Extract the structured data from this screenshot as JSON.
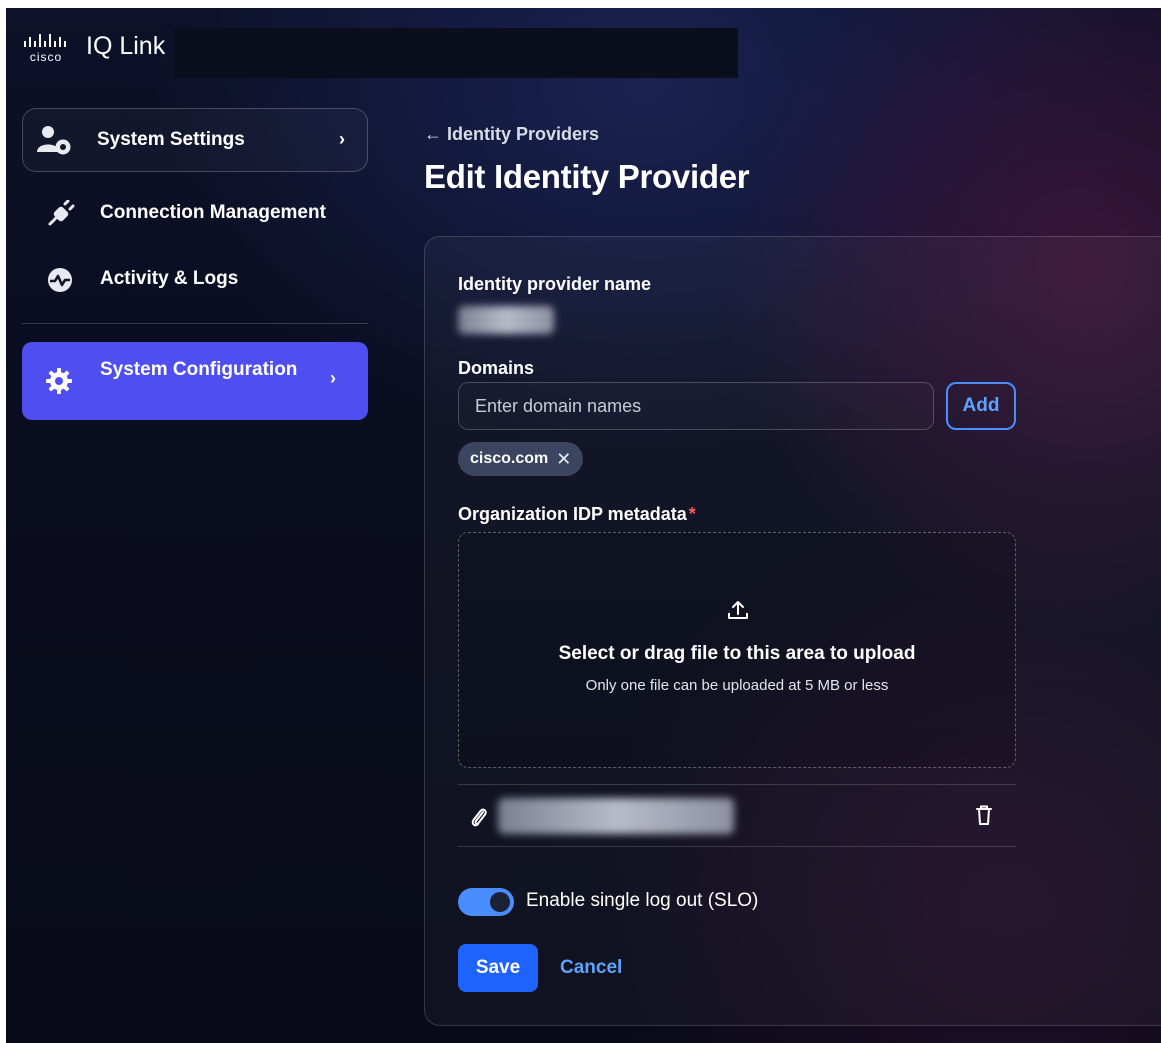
{
  "header": {
    "brand_logo_text": "cisco",
    "app_title": "IQ Link"
  },
  "sidebar": {
    "items": [
      {
        "label": "System Settings",
        "icon": "user-gear-icon"
      },
      {
        "label": "Connection Management",
        "icon": "plug-icon"
      },
      {
        "label": "Activity & Logs",
        "icon": "activity-icon"
      },
      {
        "label": "System Configuration",
        "icon": "gear-icon",
        "active": true
      }
    ],
    "active_color": "#4f4ef0"
  },
  "page": {
    "back_label": "← Identity Providers",
    "title": "Edit Identity Provider"
  },
  "form": {
    "idp_name_label": "Identity provider name",
    "domains_label": "Domains",
    "domains_placeholder": "Enter domain names",
    "add_label": "Add",
    "domain_chips": [
      "cisco.com"
    ],
    "metadata_label": "Organization IDP metadata",
    "required_marker": "*",
    "upload_title": "Select or drag file to this area to upload",
    "upload_hint": "Only one file can be uploaded at 5 MB or less",
    "slo_label": "Enable single log out (SLO)",
    "slo_enabled": true,
    "save_label": "Save",
    "cancel_label": "Cancel",
    "accent_color": "#4a8dff"
  }
}
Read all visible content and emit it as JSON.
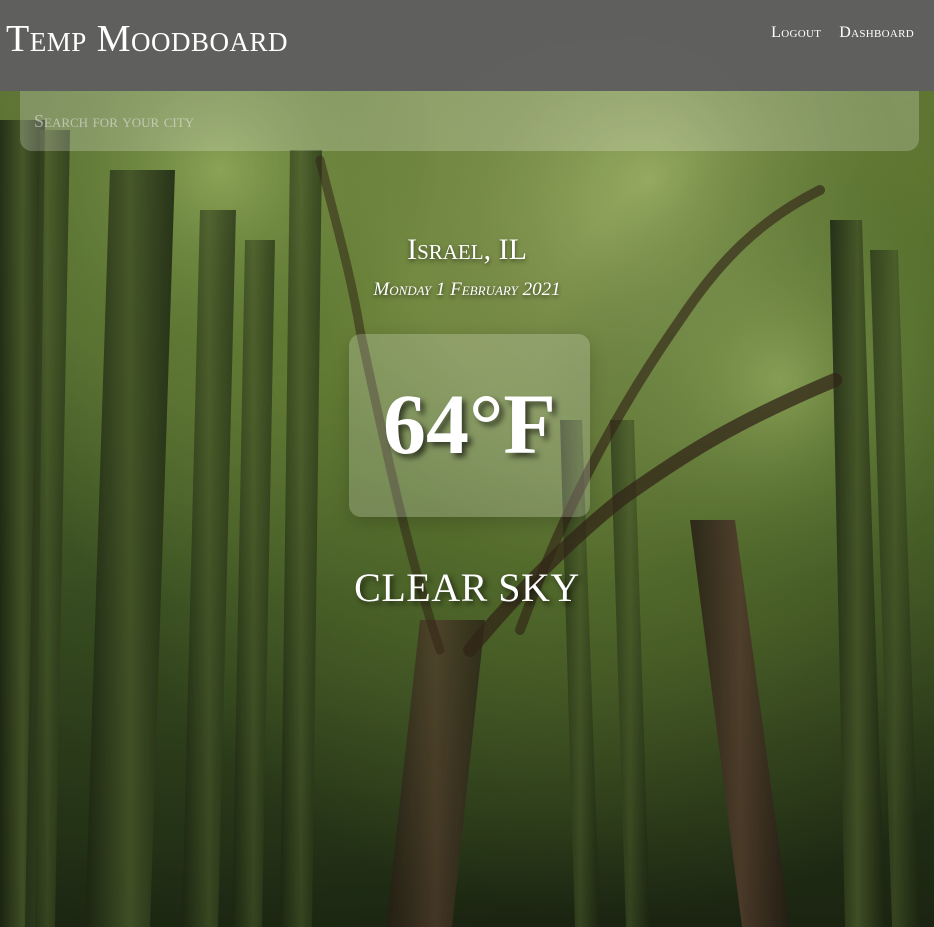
{
  "header": {
    "brand": "Temp Moodboard",
    "nav": {
      "logout": "Logout",
      "dashboard": "Dashboard"
    }
  },
  "search": {
    "placeholder": "Search for your city",
    "value": ""
  },
  "weather": {
    "location": "Israel, IL",
    "date": "Monday 1 February 2021",
    "temperature": "64°F",
    "condition": "CLEAR SKY"
  },
  "background": {
    "scene": "bamboo forest photo"
  },
  "colors": {
    "header_bg": "#5f5f5f",
    "text": "#ffffff"
  }
}
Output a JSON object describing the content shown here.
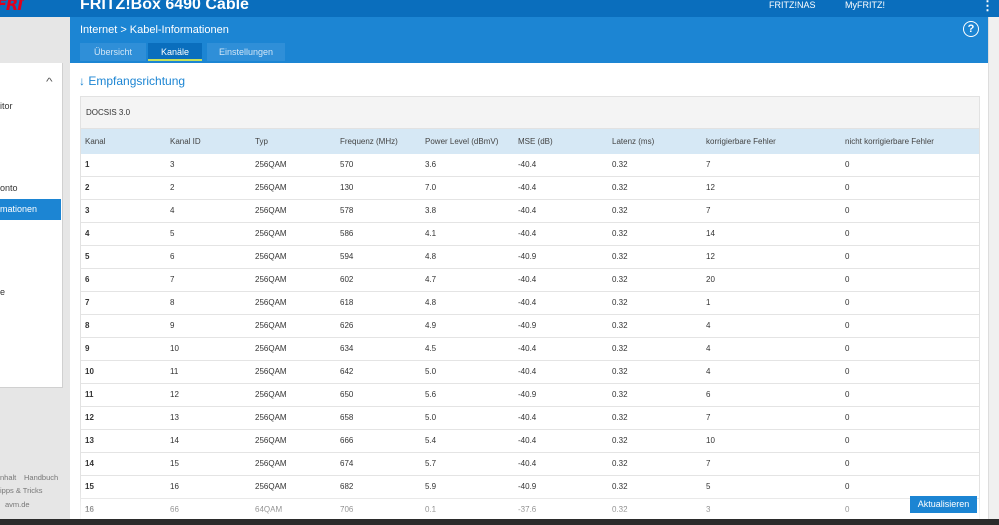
{
  "app": {
    "logo_text": "FRITZ!",
    "title": "FRITZ!Box 6490 Cable",
    "top_links": [
      "FRITZ!NAS",
      "MyFRITZ!"
    ],
    "kebab": "⋮"
  },
  "breadcrumb": {
    "parent": "Internet",
    "separator": ">",
    "current": "Kabel-Informationen"
  },
  "help_label": "?",
  "tabs": [
    {
      "label": "Übersicht",
      "active": false
    },
    {
      "label": "Kanäle",
      "active": true
    },
    {
      "label": "Einstellungen",
      "active": false
    }
  ],
  "sidebar": {
    "collapse_icon": "^",
    "items": [
      {
        "label": "itor",
        "active": false
      },
      {
        "label": "onto",
        "active": false
      },
      {
        "label": "mationen",
        "active": true
      },
      {
        "label": "e",
        "active": false
      }
    ],
    "footer": [
      "nhalt",
      "Handbuch",
      "ipps & Tricks",
      "avm.de"
    ]
  },
  "section_title": "↓ Empfangsrichtung",
  "table": {
    "caption": "DOCSIS 3.0",
    "columns": [
      "Kanal",
      "Kanal ID",
      "Typ",
      "Frequenz (MHz)",
      "Power Level (dBmV)",
      "MSE (dB)",
      "Latenz (ms)",
      "korrigierbare Fehler",
      "nicht korrigierbare Fehler"
    ],
    "rows": [
      [
        "1",
        "3",
        "256QAM",
        "570",
        "3.6",
        "-40.4",
        "0.32",
        "7",
        "0"
      ],
      [
        "2",
        "2",
        "256QAM",
        "130",
        "7.0",
        "-40.4",
        "0.32",
        "12",
        "0"
      ],
      [
        "3",
        "4",
        "256QAM",
        "578",
        "3.8",
        "-40.4",
        "0.32",
        "7",
        "0"
      ],
      [
        "4",
        "5",
        "256QAM",
        "586",
        "4.1",
        "-40.4",
        "0.32",
        "14",
        "0"
      ],
      [
        "5",
        "6",
        "256QAM",
        "594",
        "4.8",
        "-40.9",
        "0.32",
        "12",
        "0"
      ],
      [
        "6",
        "7",
        "256QAM",
        "602",
        "4.7",
        "-40.4",
        "0.32",
        "20",
        "0"
      ],
      [
        "7",
        "8",
        "256QAM",
        "618",
        "4.8",
        "-40.4",
        "0.32",
        "1",
        "0"
      ],
      [
        "8",
        "9",
        "256QAM",
        "626",
        "4.9",
        "-40.9",
        "0.32",
        "4",
        "0"
      ],
      [
        "9",
        "10",
        "256QAM",
        "634",
        "4.5",
        "-40.4",
        "0.32",
        "4",
        "0"
      ],
      [
        "10",
        "11",
        "256QAM",
        "642",
        "5.0",
        "-40.4",
        "0.32",
        "4",
        "0"
      ],
      [
        "11",
        "12",
        "256QAM",
        "650",
        "5.6",
        "-40.9",
        "0.32",
        "6",
        "0"
      ],
      [
        "12",
        "13",
        "256QAM",
        "658",
        "5.0",
        "-40.4",
        "0.32",
        "7",
        "0"
      ],
      [
        "13",
        "14",
        "256QAM",
        "666",
        "5.4",
        "-40.4",
        "0.32",
        "10",
        "0"
      ],
      [
        "14",
        "15",
        "256QAM",
        "674",
        "5.7",
        "-40.4",
        "0.32",
        "7",
        "0"
      ],
      [
        "15",
        "16",
        "256QAM",
        "682",
        "5.9",
        "-40.9",
        "0.32",
        "5",
        "0"
      ],
      [
        "16",
        "66",
        "64QAM",
        "706",
        "0.1",
        "-37.6",
        "0.32",
        "3",
        "0"
      ]
    ]
  },
  "refresh_label": "Aktualisieren",
  "colors": {
    "header_blue": "#0a6ebd",
    "accent_blue": "#1c85d3",
    "table_header": "#d6e8f5",
    "tab_underline": "#c6e05a"
  }
}
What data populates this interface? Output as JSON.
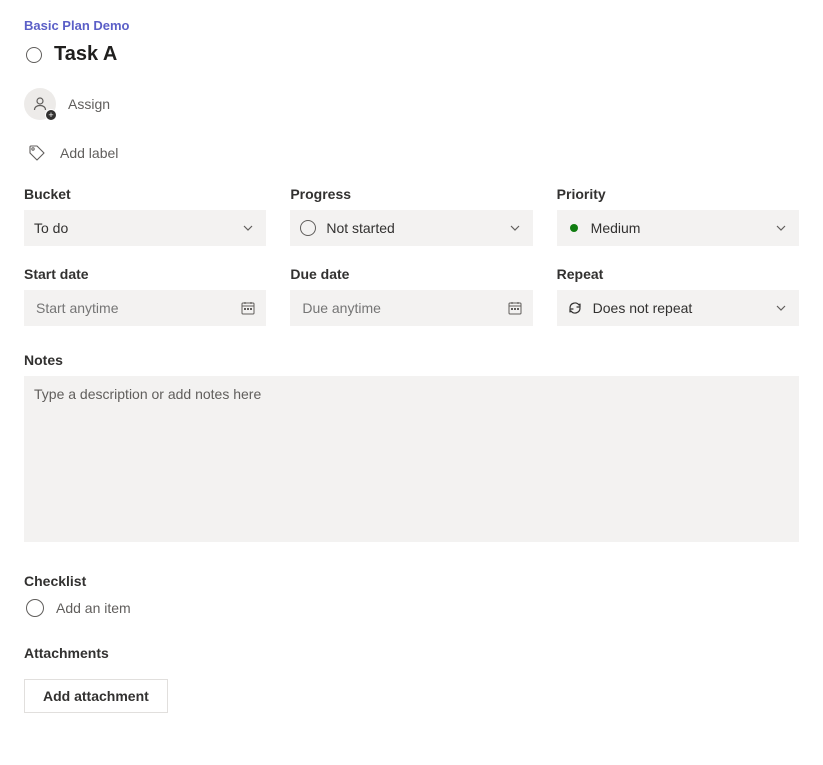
{
  "plan_name": "Basic Plan Demo",
  "task_title": "Task A",
  "assign_label": "Assign",
  "add_label_text": "Add label",
  "fields": {
    "bucket": {
      "label": "Bucket",
      "value": "To do"
    },
    "progress": {
      "label": "Progress",
      "value": "Not started"
    },
    "priority": {
      "label": "Priority",
      "value": "Medium"
    },
    "start_date": {
      "label": "Start date",
      "placeholder": "Start anytime"
    },
    "due_date": {
      "label": "Due date",
      "placeholder": "Due anytime"
    },
    "repeat": {
      "label": "Repeat",
      "value": "Does not repeat"
    }
  },
  "notes": {
    "label": "Notes",
    "placeholder": "Type a description or add notes here"
  },
  "checklist": {
    "label": "Checklist",
    "add_item_text": "Add an item"
  },
  "attachments": {
    "label": "Attachments",
    "button": "Add attachment"
  }
}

··········

**Written problem**.
Read the entries and select each line where the word "JSON" is found.

**Solution**.
Extract the structured data from this screenshot as JSON.
Read all visible content and emit it as JSON.
Output a JSON object describing the content shown here.
What data populates this interface? Output as JSON.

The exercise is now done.